** START **

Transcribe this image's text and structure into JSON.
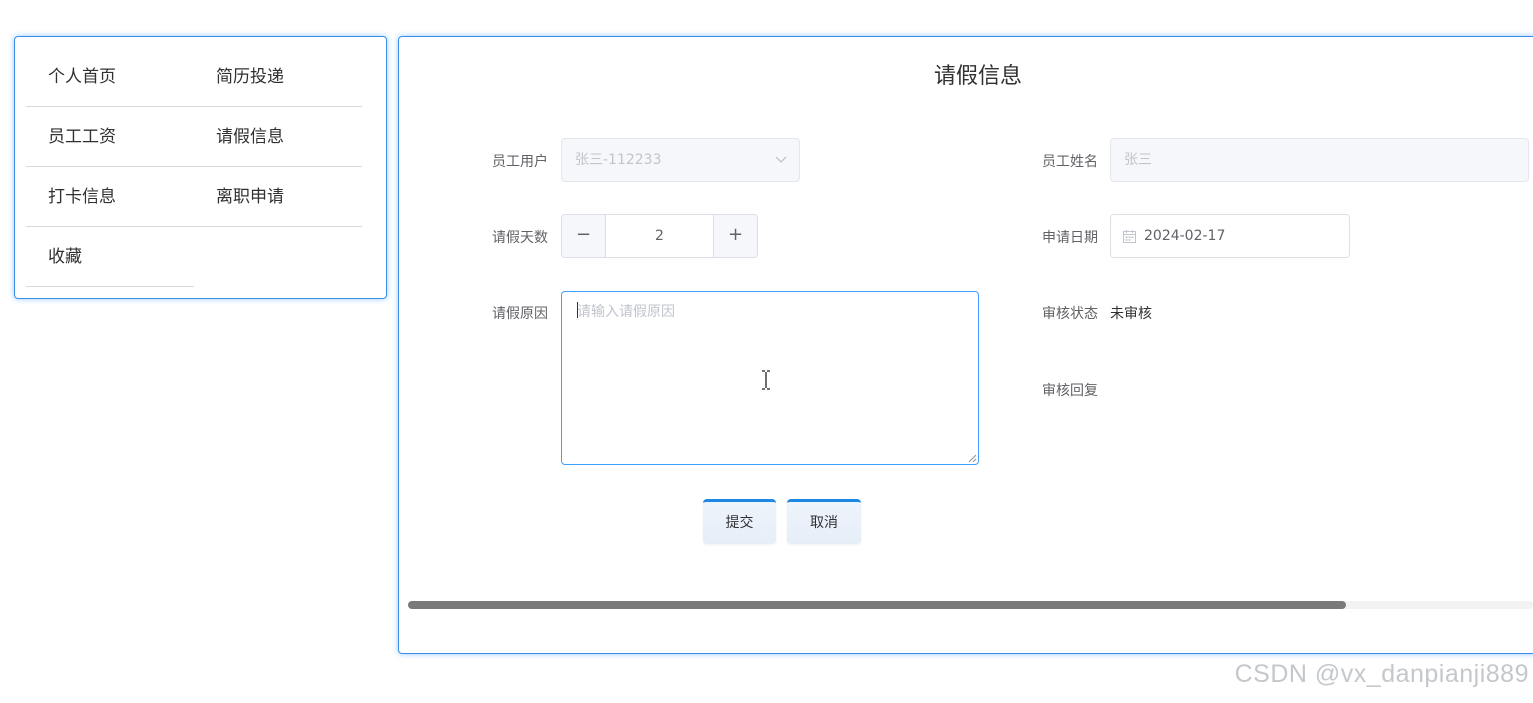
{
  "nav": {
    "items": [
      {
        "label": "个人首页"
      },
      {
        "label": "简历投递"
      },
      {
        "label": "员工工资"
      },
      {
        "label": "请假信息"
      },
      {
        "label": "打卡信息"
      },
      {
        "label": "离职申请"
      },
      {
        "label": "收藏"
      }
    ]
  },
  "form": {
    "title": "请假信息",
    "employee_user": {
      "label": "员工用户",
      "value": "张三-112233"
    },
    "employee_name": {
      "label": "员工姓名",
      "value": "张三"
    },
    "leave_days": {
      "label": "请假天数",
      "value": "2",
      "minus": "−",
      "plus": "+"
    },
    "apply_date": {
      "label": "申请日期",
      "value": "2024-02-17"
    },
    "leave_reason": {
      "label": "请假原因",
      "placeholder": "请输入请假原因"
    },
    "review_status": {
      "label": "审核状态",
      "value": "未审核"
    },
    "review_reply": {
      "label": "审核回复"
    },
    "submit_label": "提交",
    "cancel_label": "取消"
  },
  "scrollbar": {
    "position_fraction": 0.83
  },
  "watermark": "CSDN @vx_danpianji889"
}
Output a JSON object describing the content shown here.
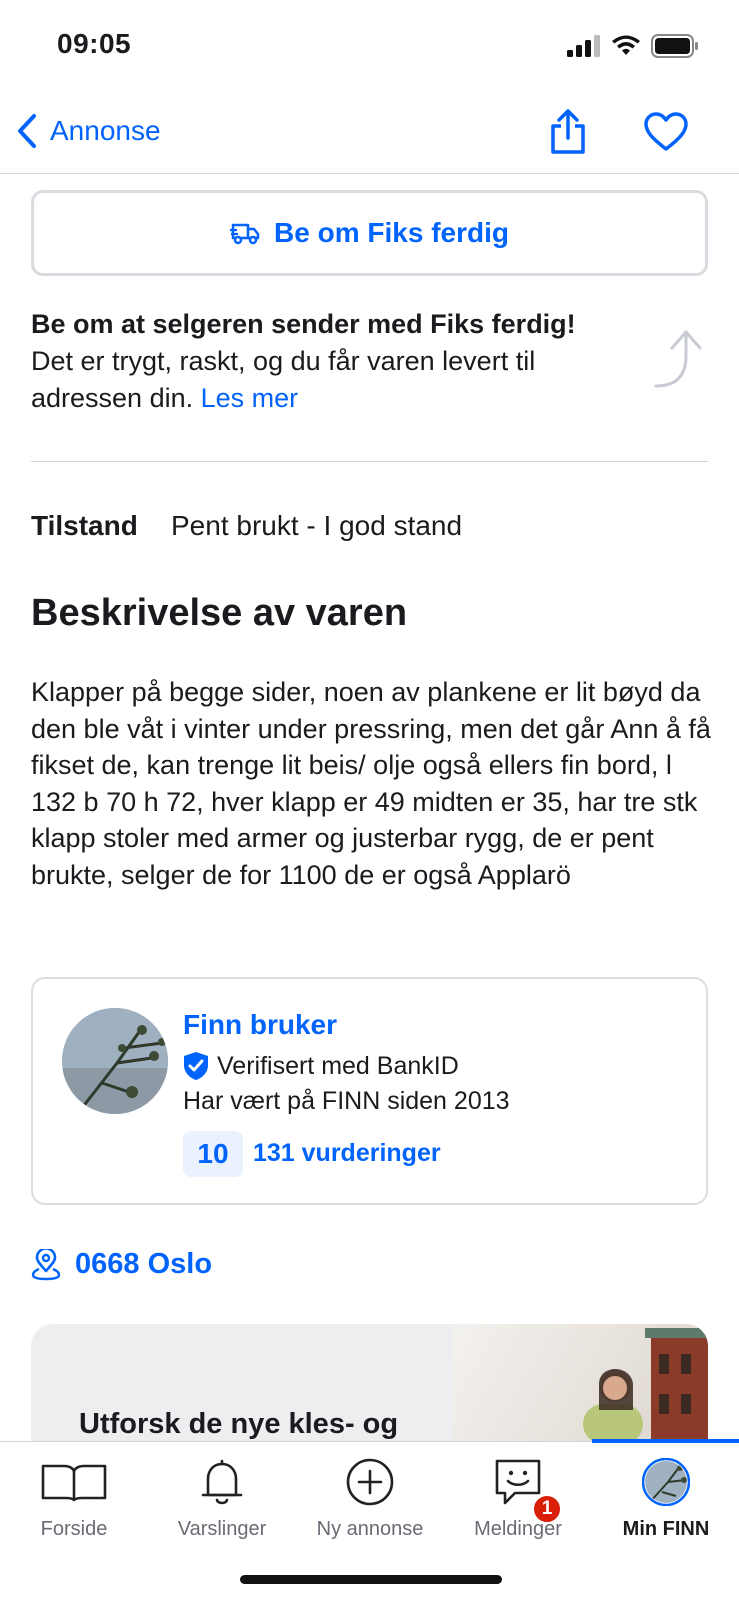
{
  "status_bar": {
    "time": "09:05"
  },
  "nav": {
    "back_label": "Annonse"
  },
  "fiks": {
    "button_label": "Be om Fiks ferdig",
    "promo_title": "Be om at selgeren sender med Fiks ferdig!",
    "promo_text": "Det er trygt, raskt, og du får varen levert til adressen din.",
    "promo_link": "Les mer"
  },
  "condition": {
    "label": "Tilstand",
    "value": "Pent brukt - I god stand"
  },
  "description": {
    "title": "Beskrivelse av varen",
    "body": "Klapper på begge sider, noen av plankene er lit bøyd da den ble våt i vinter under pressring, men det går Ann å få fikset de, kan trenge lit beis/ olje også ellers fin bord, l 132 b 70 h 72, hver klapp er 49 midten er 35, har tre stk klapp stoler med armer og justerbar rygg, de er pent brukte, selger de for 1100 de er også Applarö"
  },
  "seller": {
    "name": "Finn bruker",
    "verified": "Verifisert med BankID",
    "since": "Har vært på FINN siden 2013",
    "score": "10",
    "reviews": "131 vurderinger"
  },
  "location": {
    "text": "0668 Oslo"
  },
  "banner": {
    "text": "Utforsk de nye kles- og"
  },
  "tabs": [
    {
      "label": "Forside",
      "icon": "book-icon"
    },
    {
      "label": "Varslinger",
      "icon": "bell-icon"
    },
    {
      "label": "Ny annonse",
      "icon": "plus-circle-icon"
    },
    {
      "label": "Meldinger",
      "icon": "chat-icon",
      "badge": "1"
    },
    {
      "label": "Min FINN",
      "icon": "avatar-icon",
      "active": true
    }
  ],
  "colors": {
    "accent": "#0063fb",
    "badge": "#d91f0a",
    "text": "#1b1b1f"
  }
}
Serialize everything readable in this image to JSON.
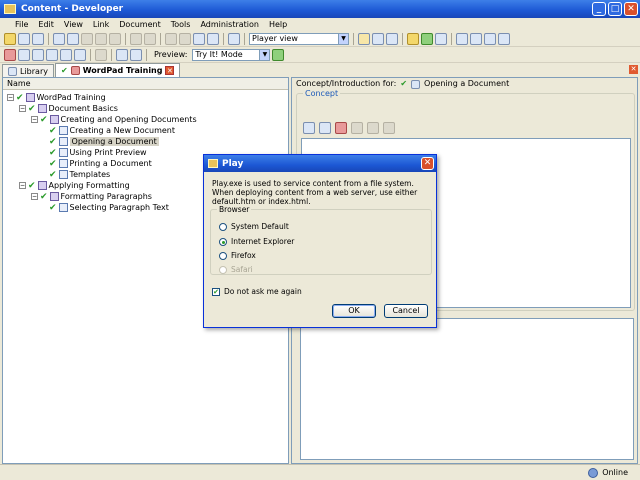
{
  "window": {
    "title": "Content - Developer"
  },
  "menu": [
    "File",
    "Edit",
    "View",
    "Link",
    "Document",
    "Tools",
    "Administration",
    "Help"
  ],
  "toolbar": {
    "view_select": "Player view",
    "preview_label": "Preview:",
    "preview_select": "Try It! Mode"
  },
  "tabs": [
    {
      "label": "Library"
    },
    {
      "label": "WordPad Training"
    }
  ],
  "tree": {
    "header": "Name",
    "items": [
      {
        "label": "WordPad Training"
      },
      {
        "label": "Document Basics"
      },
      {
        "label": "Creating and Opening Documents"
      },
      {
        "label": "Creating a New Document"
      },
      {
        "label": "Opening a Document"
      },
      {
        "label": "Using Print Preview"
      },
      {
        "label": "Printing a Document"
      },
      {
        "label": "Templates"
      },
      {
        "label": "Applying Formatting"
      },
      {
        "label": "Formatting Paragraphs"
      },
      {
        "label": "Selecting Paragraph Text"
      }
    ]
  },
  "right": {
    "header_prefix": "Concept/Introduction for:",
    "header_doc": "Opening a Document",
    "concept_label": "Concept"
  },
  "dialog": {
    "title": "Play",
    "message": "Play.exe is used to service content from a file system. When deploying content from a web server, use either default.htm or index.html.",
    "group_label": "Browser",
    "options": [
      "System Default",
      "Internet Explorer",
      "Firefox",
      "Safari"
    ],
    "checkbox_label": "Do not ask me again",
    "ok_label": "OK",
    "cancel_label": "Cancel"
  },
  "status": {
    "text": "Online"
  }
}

** END **
** START **

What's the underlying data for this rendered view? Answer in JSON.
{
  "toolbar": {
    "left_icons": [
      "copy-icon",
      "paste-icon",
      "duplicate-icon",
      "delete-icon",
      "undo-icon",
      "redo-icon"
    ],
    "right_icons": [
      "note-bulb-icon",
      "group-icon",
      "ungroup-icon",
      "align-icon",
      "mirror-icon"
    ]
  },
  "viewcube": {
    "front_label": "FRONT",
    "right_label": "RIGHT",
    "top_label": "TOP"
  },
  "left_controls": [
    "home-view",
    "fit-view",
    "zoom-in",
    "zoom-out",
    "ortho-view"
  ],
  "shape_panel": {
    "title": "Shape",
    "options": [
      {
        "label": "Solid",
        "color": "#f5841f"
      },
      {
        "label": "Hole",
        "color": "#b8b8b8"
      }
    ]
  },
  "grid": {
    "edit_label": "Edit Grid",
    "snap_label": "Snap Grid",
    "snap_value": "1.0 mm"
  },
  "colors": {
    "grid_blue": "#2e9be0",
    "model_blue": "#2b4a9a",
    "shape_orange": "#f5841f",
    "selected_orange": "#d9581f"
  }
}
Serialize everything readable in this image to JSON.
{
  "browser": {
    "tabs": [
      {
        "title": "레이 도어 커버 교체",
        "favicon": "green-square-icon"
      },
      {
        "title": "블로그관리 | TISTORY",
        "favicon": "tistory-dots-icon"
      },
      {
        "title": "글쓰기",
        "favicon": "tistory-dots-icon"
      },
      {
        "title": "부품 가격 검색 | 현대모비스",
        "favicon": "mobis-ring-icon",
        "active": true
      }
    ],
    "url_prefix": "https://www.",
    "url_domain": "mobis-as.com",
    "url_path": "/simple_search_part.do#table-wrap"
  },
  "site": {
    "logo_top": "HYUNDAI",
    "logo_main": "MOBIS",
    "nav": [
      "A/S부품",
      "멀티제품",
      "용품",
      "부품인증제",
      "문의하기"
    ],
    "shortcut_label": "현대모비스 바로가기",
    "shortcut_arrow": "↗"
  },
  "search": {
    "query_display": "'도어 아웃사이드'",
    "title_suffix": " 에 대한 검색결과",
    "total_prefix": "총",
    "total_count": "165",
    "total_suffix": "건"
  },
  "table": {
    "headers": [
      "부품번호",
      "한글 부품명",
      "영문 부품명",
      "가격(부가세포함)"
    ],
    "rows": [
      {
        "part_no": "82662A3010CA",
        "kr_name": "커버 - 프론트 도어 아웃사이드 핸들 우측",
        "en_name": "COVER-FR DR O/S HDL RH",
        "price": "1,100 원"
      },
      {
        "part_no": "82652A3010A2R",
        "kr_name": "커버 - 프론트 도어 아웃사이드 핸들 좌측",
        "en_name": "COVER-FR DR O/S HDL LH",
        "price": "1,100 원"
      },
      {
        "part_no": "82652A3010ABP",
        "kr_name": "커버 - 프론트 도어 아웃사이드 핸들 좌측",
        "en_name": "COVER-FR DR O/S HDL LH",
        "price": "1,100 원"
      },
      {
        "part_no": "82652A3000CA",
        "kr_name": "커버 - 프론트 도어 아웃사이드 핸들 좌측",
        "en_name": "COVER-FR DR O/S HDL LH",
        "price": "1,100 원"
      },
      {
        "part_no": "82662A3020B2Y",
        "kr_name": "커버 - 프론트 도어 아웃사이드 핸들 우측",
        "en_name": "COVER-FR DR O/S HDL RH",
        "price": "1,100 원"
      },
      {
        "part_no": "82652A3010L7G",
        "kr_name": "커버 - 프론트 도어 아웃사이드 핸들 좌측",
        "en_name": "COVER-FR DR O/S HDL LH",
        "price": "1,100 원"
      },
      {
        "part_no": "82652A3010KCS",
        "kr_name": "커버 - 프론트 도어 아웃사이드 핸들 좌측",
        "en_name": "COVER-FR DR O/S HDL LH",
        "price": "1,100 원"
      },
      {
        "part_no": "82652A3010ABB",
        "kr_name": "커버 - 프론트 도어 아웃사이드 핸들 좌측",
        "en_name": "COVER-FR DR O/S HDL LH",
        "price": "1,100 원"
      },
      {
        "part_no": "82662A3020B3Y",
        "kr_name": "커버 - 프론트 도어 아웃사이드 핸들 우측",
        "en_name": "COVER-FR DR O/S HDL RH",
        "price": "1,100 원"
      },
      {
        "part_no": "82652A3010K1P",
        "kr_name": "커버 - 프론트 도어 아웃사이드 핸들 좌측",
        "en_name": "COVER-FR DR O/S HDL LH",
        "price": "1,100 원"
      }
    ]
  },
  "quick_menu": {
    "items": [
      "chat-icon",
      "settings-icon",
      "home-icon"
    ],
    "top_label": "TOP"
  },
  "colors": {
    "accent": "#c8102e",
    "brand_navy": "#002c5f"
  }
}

** END **
** START **

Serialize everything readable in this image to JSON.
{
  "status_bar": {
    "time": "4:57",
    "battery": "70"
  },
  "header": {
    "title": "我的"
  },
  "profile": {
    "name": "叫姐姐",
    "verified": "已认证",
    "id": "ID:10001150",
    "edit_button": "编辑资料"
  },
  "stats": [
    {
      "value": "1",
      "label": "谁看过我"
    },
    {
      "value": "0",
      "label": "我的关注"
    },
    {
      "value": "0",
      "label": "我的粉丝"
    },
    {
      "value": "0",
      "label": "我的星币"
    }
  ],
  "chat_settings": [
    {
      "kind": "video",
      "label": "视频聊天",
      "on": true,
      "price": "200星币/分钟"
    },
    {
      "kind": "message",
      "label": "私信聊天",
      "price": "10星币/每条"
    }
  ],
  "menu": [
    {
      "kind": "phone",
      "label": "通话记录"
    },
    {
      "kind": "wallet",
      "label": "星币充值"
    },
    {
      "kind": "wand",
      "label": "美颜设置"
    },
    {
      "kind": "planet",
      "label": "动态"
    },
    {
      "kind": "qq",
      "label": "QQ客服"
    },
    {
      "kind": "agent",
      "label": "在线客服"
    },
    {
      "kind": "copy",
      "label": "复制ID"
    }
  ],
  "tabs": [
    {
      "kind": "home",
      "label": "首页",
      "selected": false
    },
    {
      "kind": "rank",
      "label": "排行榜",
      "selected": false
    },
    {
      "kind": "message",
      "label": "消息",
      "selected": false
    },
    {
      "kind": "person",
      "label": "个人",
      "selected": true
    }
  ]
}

** END **

*Objective*. In the records above, tally the lines where the word "varen" appears, and give the number and nothing else.

*Reply to the task*. 2